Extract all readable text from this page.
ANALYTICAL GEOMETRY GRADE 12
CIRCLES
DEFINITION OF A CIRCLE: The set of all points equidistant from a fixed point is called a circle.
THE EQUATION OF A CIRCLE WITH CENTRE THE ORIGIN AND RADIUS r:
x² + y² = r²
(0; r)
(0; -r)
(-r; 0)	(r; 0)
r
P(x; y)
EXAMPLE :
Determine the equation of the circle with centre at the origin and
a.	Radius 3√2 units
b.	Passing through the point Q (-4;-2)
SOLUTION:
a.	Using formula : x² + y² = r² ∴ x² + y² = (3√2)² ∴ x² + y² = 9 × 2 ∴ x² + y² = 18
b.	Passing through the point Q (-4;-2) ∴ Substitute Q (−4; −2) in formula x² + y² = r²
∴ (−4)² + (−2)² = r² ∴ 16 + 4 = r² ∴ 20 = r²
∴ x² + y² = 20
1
* * *
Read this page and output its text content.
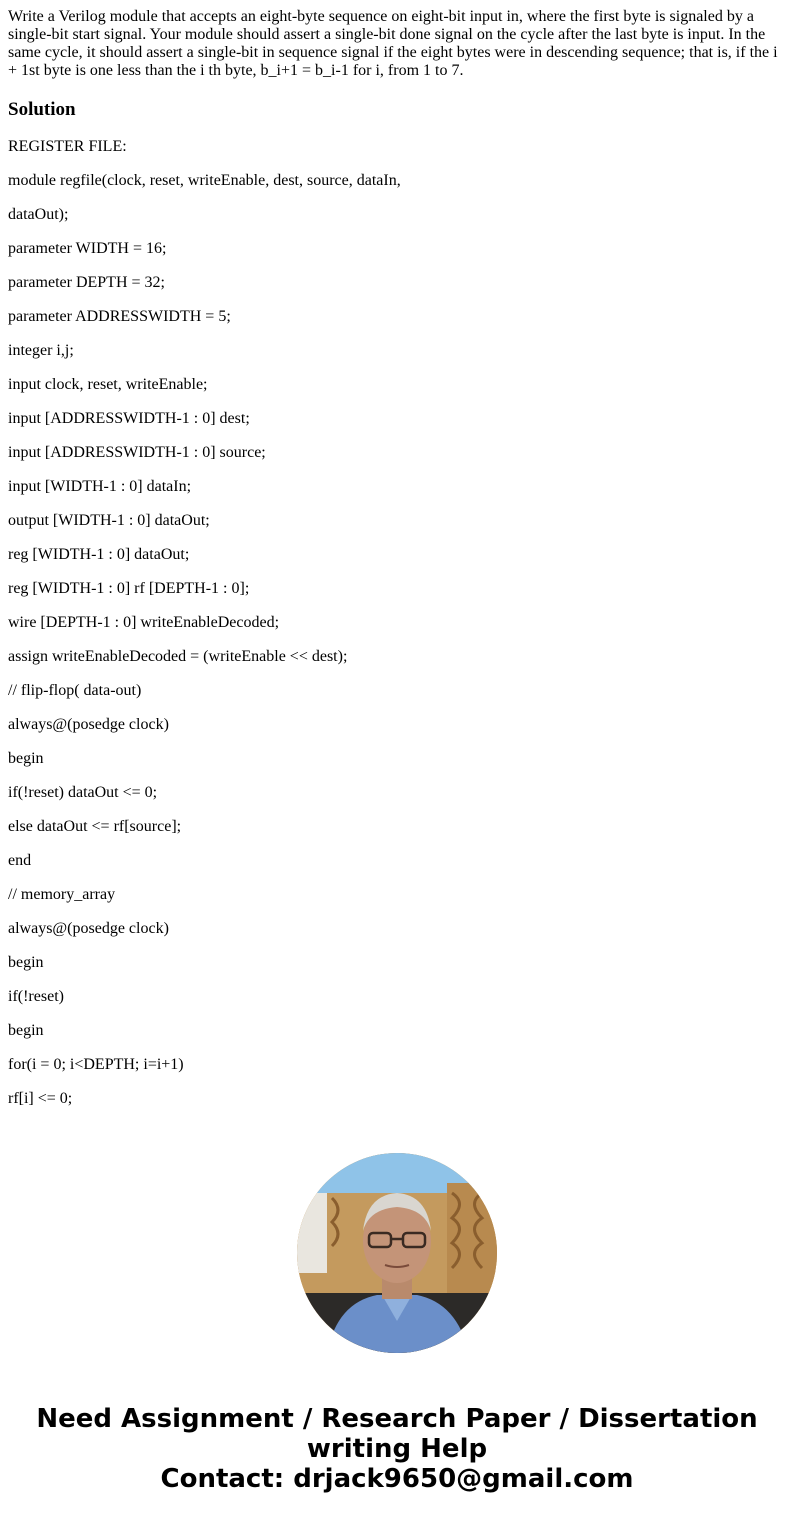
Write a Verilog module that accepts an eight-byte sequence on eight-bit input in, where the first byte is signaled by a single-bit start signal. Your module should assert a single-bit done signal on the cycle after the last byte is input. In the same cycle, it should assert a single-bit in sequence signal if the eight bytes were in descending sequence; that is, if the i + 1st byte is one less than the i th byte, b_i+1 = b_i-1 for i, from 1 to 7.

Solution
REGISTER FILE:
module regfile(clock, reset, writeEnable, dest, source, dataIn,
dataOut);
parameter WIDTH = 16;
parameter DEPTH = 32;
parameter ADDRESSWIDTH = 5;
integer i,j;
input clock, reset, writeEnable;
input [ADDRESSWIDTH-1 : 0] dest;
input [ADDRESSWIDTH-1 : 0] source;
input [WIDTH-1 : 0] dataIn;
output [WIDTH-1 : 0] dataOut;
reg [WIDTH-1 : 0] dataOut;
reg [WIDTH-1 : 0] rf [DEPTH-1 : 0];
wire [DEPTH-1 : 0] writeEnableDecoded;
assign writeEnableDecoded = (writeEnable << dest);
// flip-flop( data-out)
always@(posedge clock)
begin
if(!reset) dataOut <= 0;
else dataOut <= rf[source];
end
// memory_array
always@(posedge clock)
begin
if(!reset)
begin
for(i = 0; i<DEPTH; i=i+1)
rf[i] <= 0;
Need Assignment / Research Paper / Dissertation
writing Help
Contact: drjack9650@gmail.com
---
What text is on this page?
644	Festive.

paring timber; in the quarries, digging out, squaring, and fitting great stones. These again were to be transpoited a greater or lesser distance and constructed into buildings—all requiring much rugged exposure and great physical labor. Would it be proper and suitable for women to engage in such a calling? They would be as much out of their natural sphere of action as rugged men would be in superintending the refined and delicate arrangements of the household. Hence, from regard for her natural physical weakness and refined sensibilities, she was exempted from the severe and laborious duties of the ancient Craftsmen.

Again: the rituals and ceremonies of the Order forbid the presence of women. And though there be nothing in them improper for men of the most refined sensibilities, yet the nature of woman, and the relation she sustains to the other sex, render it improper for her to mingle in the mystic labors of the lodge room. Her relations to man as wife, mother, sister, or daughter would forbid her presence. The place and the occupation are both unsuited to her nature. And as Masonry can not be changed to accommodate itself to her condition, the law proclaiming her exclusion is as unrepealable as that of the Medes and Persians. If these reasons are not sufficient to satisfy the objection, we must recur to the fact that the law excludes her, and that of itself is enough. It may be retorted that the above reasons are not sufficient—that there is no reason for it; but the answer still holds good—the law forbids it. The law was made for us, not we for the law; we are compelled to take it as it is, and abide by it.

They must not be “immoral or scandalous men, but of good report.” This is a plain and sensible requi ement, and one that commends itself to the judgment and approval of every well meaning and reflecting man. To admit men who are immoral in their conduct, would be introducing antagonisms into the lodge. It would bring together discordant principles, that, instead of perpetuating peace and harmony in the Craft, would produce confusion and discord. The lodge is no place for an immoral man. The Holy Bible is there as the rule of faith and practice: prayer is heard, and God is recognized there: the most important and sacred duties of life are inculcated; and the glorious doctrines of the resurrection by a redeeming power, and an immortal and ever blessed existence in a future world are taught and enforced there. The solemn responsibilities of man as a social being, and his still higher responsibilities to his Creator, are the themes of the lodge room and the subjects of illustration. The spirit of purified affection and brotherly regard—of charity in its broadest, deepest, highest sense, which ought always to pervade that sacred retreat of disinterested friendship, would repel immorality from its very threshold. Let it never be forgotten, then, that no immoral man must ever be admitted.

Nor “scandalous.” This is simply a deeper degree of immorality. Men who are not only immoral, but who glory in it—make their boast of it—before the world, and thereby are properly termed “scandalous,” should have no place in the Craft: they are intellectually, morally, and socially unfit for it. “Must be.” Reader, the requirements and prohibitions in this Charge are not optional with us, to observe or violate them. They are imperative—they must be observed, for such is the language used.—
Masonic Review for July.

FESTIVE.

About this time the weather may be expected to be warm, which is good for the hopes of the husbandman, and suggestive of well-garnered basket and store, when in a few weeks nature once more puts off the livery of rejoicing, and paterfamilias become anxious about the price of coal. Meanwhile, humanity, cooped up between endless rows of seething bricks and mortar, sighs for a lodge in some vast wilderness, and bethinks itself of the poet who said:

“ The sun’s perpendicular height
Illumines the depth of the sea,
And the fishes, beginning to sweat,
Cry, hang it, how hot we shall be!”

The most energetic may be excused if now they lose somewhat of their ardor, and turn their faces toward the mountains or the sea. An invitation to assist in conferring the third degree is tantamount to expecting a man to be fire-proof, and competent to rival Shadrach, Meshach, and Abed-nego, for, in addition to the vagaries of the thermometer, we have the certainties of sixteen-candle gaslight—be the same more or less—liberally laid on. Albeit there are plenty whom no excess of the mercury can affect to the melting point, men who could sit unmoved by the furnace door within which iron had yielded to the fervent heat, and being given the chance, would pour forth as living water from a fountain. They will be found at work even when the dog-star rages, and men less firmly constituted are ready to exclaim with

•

TASK DIRECTIONS: Return every line above in which the string "text" occurs.

RESULT FOR THIS TASK:
Extract all readable text from this page.
Read this page and output its text content.
What text is on this page?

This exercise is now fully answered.